begin

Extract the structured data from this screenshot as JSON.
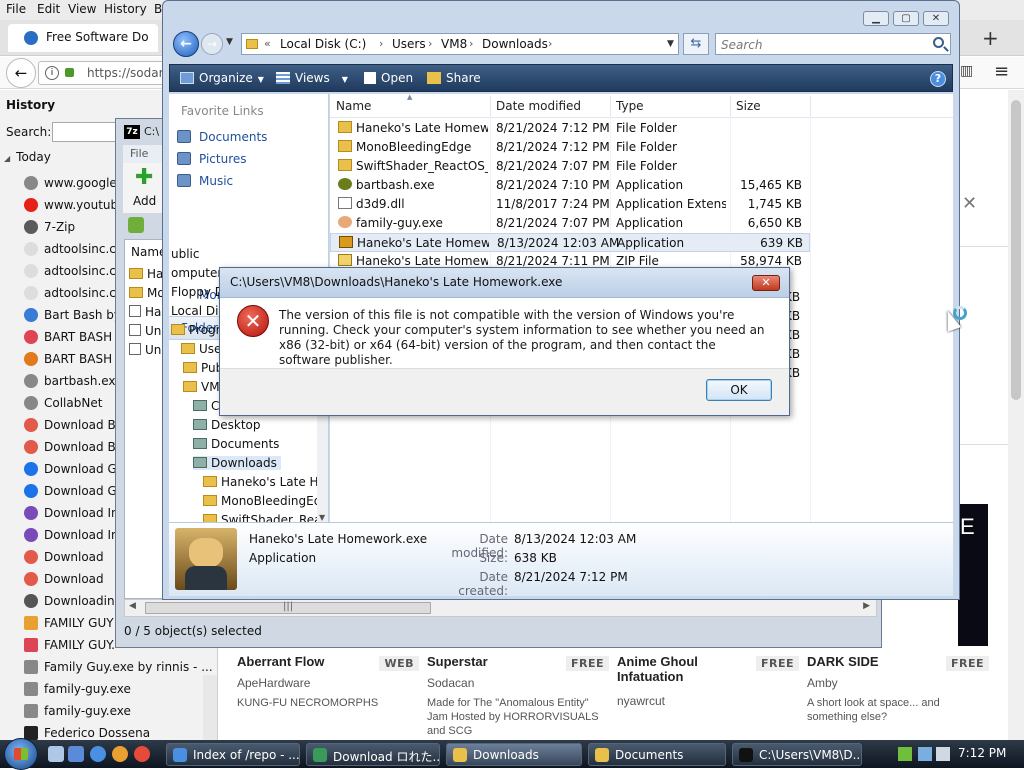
{
  "firefox": {
    "menu": [
      "File",
      "Edit",
      "View",
      "History",
      "B"
    ],
    "tab_title": "Free Software Do",
    "url": "https://sodara",
    "history": {
      "title": "History",
      "search_label": "Search:",
      "today_label": "Today",
      "items": [
        "www.google.c",
        "www.youtub",
        "7-Zip",
        "adtoolsinc.co",
        "adtoolsinc.co",
        "adtoolsinc.co",
        "Bart Bash by",
        "BART BASH I",
        "BART BASH d",
        "bartbash.exe",
        "CollabNet",
        "Download Ba",
        "Download Ba",
        "Download Go",
        "Download Go",
        "Download In",
        "Download In",
        "Download",
        "Download",
        "Downloading",
        "FAMILY GUY",
        "FAMILY GUY.",
        "Family Guy.exe by rinnis - ...",
        "family-guy.exe",
        "family-guy.exe",
        "Federico Dossena"
      ]
    },
    "banner_letter": "E",
    "cards": [
      {
        "name": "Aberrant Flow",
        "badge": "WEB",
        "by": "ApeHardware",
        "desc": "KUNG-FU NECROMORPHS"
      },
      {
        "name": "Superstar",
        "badge": "FREE",
        "by": "Sodacan",
        "desc": "Made for The \"Anomalous Entity\" Jam Hosted by HORRORVISUALS and SCG"
      },
      {
        "name": "Anime Ghoul Infatuation",
        "badge": "FREE",
        "by": "nyawrcut",
        "desc": ""
      },
      {
        "name": "DARK SIDE",
        "badge": "FREE",
        "by": "Amby",
        "desc": "A short look at space... and something else?"
      }
    ]
  },
  "sevenzip": {
    "title": "C:\\",
    "menu_file": "File",
    "add_label": "Add",
    "name_header": "Name",
    "rows": [
      "Ha",
      "Mo",
      "Ha",
      "Un",
      "Un"
    ],
    "status": "0 / 5 object(s) selected"
  },
  "explorer": {
    "breadcrumb": [
      "Local Disk (C:)",
      "Users",
      "VM8",
      "Downloads"
    ],
    "search_placeholder": "Search",
    "commands": {
      "organize": "Organize",
      "views": "Views",
      "open": "Open",
      "share": "Share"
    },
    "favorites_title": "Favorite Links",
    "favorites": [
      "Documents",
      "Pictures",
      "Music"
    ],
    "more_label": "More",
    "folders_label": "Folders",
    "tree": [
      "ublic",
      "omputer",
      "Floppy D",
      "Local Dis",
      "Progra",
      "Users",
      "Publi",
      "VM8",
      "Cor",
      "Desktop",
      "Documents",
      "Downloads",
      "Haneko's Late Hor",
      "MonoBleedingEdg",
      "SwiftShader_React"
    ],
    "columns": [
      "Name",
      "Date modified",
      "Type",
      "Size"
    ],
    "files": [
      {
        "name": "Haneko's Late Homew...",
        "date": "8/21/2024 7:12 PM",
        "type": "File Folder",
        "size": ""
      },
      {
        "name": "MonoBleedingEdge",
        "date": "8/21/2024 7:12 PM",
        "type": "File Folder",
        "size": ""
      },
      {
        "name": "SwiftShader_ReactOS_...",
        "date": "8/21/2024 7:07 PM",
        "type": "File Folder",
        "size": ""
      },
      {
        "name": "bartbash.exe",
        "date": "8/21/2024 7:10 PM",
        "type": "Application",
        "size": "15,465 KB"
      },
      {
        "name": "d3d9.dll",
        "date": "11/8/2017 7:24 PM",
        "type": "Application Extens...",
        "size": "1,745 KB"
      },
      {
        "name": "family-guy.exe",
        "date": "8/21/2024 7:07 PM",
        "type": "Application",
        "size": "6,650 KB"
      },
      {
        "name": "Haneko's Late Homew...",
        "date": "8/13/2024 12:03 AM",
        "type": "Application",
        "size": "639 KB"
      },
      {
        "name": "Haneko's Late Homew...",
        "date": "8/21/2024 7:11 PM",
        "type": "ZIP File",
        "size": "58,974 KB"
      }
    ],
    "partial_sizes": [
      "KB",
      "KB",
      "KB",
      "KB",
      "KB"
    ],
    "details": {
      "name": "Haneko's Late Homework.exe",
      "type": "Application",
      "modified_label": "Date modified:",
      "modified": "8/13/2024 12:03 AM",
      "size_label": "Size:",
      "size": "638 KB",
      "created_label": "Date created:",
      "created": "8/21/2024 7:12 PM"
    }
  },
  "dialog": {
    "title": "C:\\Users\\VM8\\Downloads\\Haneko's Late Homework.exe",
    "message": "The version of this file is not compatible with the version of Windows you're running. Check your computer's system information to see whether you need an x86 (32-bit) or x64 (64-bit) version of the program, and then contact the software publisher.",
    "ok_label": "OK"
  },
  "taskbar": {
    "buttons": [
      {
        "label": "Index of /repo - ...",
        "active": false
      },
      {
        "label": "Download ロれた...",
        "active": false
      },
      {
        "label": "Downloads",
        "active": true
      },
      {
        "label": "Documents",
        "active": false
      },
      {
        "label": "C:\\Users\\VM8\\D...",
        "active": false
      }
    ],
    "clock": "7:12 PM"
  }
}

end

JOB
Pictures in the records above are left out; print everything else exactly as written.

RESPONSE TO THE TASK
Extract the structured data from this screenshot as JSON.
{
  "firefox": {
    "menu": [
      "File",
      "Edit",
      "View",
      "History",
      "B"
    ],
    "tab_title": "Free Software Do",
    "url": "https://sodara",
    "history": {
      "title": "History",
      "search_label": "Search:",
      "today_label": "Today",
      "items": [
        "www.google.c",
        "www.youtub",
        "7-Zip",
        "adtoolsinc.co",
        "adtoolsinc.co",
        "adtoolsinc.co",
        "Bart Bash by",
        "BART BASH I",
        "BART BASH d",
        "bartbash.exe",
        "CollabNet",
        "Download Ba",
        "Download Ba",
        "Download Go",
        "Download Go",
        "Download In",
        "Download In",
        "Download",
        "Download",
        "Downloading",
        "FAMILY GUY",
        "FAMILY GUY.",
        "Family Guy.exe by rinnis - ...",
        "family-guy.exe",
        "family-guy.exe",
        "Federico Dossena"
      ]
    },
    "banner_letter": "E",
    "cards": [
      {
        "name": "Aberrant Flow",
        "badge": "WEB",
        "by": "ApeHardware",
        "desc": "KUNG-FU NECROMORPHS"
      },
      {
        "name": "Superstar",
        "badge": "FREE",
        "by": "Sodacan",
        "desc": "Made for The \"Anomalous Entity\" Jam Hosted by HORRORVISUALS and SCG"
      },
      {
        "name": "Anime Ghoul Infatuation",
        "badge": "FREE",
        "by": "nyawrcut",
        "desc": ""
      },
      {
        "name": "DARK SIDE",
        "badge": "FREE",
        "by": "Amby",
        "desc": "A short look at space... and something else?"
      }
    ]
  },
  "sevenzip": {
    "title": "C:\\",
    "menu_file": "File",
    "add_label": "Add",
    "name_header": "Name",
    "rows": [
      "Ha",
      "Mo",
      "Ha",
      "Un",
      "Un"
    ],
    "status": "0 / 5 object(s) selected"
  },
  "explorer": {
    "breadcrumb": [
      "Local Disk (C:)",
      "Users",
      "VM8",
      "Downloads"
    ],
    "search_placeholder": "Search",
    "commands": {
      "organize": "Organize",
      "views": "Views",
      "open": "Open",
      "share": "Share"
    },
    "favorites_title": "Favorite Links",
    "favorites": [
      "Documents",
      "Pictures",
      "Music"
    ],
    "more_label": "More",
    "folders_label": "Folders",
    "tree": [
      "ublic",
      "omputer",
      "Floppy D",
      "Local Dis",
      "Progra",
      "Users",
      "Publi",
      "VM8",
      "Cor",
      "Desktop",
      "Documents",
      "Downloads",
      "Haneko's Late Hor",
      "MonoBleedingEdg",
      "SwiftShader_React"
    ],
    "columns": [
      "Name",
      "Date modified",
      "Type",
      "Size"
    ],
    "files": [
      {
        "name": "Haneko's Late Homew...",
        "date": "8/21/2024 7:12 PM",
        "type": "File Folder",
        "size": ""
      },
      {
        "name": "MonoBleedingEdge",
        "date": "8/21/2024 7:12 PM",
        "type": "File Folder",
        "size": ""
      },
      {
        "name": "SwiftShader_ReactOS_...",
        "date": "8/21/2024 7:07 PM",
        "type": "File Folder",
        "size": ""
      },
      {
        "name": "bartbash.exe",
        "date": "8/21/2024 7:10 PM",
        "type": "Application",
        "size": "15,465 KB"
      },
      {
        "name": "d3d9.dll",
        "date": "11/8/2017 7:24 PM",
        "type": "Application Extens...",
        "size": "1,745 KB"
      },
      {
        "name": "family-guy.exe",
        "date": "8/21/2024 7:07 PM",
        "type": "Application",
        "size": "6,650 KB"
      },
      {
        "name": "Haneko's Late Homew...",
        "date": "8/13/2024 12:03 AM",
        "type": "Application",
        "size": "639 KB"
      },
      {
        "name": "Haneko's Late Homew...",
        "date": "8/21/2024 7:11 PM",
        "type": "ZIP File",
        "size": "58,974 KB"
      }
    ],
    "partial_sizes": [
      "KB",
      "KB",
      "KB",
      "KB",
      "KB"
    ],
    "details": {
      "name": "Haneko's Late Homework.exe",
      "type": "Application",
      "modified_label": "Date modified:",
      "modified": "8/13/2024 12:03 AM",
      "size_label": "Size:",
      "size": "638 KB",
      "created_label": "Date created:",
      "created": "8/21/2024 7:12 PM"
    }
  },
  "dialog": {
    "title": "C:\\Users\\VM8\\Downloads\\Haneko's Late Homework.exe",
    "message": "The version of this file is not compatible with the version of Windows you're running. Check your computer's system information to see whether you need an x86 (32-bit) or x64 (64-bit) version of the program, and then contact the software publisher.",
    "ok_label": "OK"
  },
  "taskbar": {
    "buttons": [
      {
        "label": "Index of /repo - ...",
        "active": false
      },
      {
        "label": "Download ロれた...",
        "active": false
      },
      {
        "label": "Downloads",
        "active": true
      },
      {
        "label": "Documents",
        "active": false
      },
      {
        "label": "C:\\Users\\VM8\\D...",
        "active": false
      }
    ],
    "clock": "7:12 PM"
  }
}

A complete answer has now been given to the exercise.